▶ SOURCE DATA:
═══

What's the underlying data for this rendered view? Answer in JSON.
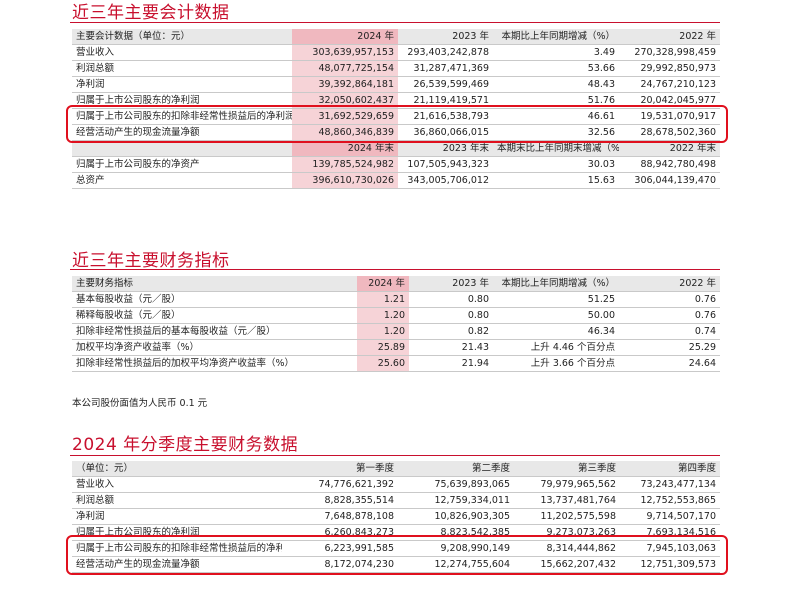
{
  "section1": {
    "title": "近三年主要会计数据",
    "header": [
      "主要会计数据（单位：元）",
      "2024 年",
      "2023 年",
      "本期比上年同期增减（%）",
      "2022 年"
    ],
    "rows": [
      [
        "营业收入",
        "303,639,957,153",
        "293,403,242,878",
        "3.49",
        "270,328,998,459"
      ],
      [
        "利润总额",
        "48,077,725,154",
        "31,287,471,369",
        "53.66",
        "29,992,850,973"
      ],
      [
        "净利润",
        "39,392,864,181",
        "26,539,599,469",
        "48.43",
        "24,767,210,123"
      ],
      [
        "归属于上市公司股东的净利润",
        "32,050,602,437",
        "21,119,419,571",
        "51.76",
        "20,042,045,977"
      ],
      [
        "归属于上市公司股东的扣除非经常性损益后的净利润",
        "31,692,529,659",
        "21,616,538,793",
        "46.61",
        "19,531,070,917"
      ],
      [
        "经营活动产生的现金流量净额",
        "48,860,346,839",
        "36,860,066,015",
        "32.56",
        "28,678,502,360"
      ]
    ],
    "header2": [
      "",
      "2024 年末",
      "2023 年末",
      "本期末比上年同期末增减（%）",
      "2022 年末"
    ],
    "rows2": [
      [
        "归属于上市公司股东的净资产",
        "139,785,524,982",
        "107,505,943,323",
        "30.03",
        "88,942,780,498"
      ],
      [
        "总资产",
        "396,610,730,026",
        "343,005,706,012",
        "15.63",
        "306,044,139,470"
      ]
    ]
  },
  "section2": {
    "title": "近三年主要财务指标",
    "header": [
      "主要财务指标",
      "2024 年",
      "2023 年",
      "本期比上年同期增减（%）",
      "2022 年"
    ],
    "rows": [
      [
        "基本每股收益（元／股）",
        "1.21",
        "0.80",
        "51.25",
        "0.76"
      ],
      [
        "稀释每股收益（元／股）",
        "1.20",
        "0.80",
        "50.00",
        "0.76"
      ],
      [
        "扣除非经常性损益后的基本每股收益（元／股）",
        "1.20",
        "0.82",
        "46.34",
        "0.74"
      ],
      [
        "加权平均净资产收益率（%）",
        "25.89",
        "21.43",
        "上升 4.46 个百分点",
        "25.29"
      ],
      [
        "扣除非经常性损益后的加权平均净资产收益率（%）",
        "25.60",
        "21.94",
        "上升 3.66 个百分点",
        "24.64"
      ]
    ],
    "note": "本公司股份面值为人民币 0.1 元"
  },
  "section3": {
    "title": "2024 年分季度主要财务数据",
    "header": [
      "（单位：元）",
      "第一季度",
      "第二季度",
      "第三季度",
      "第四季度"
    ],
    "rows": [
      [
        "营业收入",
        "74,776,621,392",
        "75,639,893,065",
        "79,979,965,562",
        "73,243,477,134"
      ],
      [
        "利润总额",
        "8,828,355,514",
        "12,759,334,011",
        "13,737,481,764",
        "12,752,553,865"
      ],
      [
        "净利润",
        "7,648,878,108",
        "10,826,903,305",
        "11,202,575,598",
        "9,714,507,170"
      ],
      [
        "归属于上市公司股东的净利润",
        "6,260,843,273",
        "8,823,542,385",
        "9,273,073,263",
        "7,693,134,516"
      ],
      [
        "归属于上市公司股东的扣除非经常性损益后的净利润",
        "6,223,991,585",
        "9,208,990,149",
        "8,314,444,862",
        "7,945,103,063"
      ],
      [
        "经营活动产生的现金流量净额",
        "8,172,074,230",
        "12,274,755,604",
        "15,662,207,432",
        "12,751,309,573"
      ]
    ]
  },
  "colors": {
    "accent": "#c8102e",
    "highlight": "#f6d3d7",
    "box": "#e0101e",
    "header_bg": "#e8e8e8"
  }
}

═══

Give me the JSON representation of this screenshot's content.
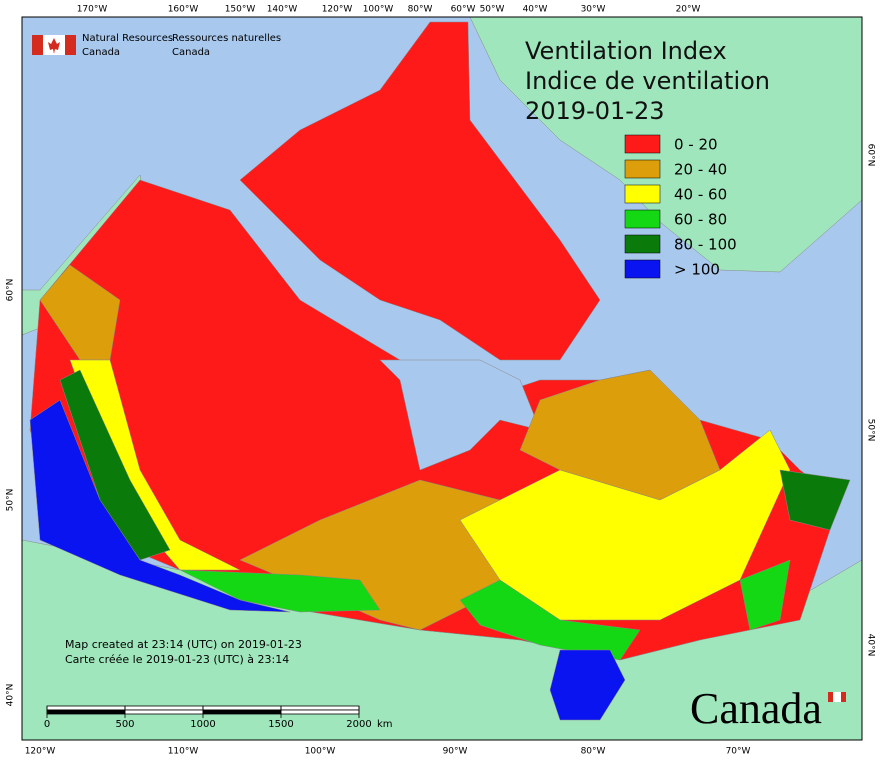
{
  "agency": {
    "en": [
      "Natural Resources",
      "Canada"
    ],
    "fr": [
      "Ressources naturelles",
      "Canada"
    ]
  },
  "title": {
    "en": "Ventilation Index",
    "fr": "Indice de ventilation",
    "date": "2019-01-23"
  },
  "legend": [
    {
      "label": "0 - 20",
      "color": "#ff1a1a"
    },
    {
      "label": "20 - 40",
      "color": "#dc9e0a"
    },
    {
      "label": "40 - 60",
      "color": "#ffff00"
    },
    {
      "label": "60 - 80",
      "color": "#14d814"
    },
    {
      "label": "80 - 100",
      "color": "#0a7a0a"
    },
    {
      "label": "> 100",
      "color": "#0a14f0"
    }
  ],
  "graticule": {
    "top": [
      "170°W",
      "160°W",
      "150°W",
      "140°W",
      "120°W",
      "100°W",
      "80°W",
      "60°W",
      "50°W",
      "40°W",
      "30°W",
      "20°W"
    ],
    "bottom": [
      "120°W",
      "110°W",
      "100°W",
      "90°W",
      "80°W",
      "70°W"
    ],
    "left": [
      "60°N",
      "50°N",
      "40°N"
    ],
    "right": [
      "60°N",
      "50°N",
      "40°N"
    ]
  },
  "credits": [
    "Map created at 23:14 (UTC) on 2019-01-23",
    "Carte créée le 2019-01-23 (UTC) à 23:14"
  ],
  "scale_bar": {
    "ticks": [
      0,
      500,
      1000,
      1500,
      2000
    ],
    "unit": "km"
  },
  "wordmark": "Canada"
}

═══

▶ SHORT PROBLEM: Return every line holding the word "title" from the records.

▶ SOLUTION BELOW:
    "title": "近三年主要会计数据",
    "title": "近三年主要财务指标",
    "title": "2024 年分季度主要财务数据",
  "title": {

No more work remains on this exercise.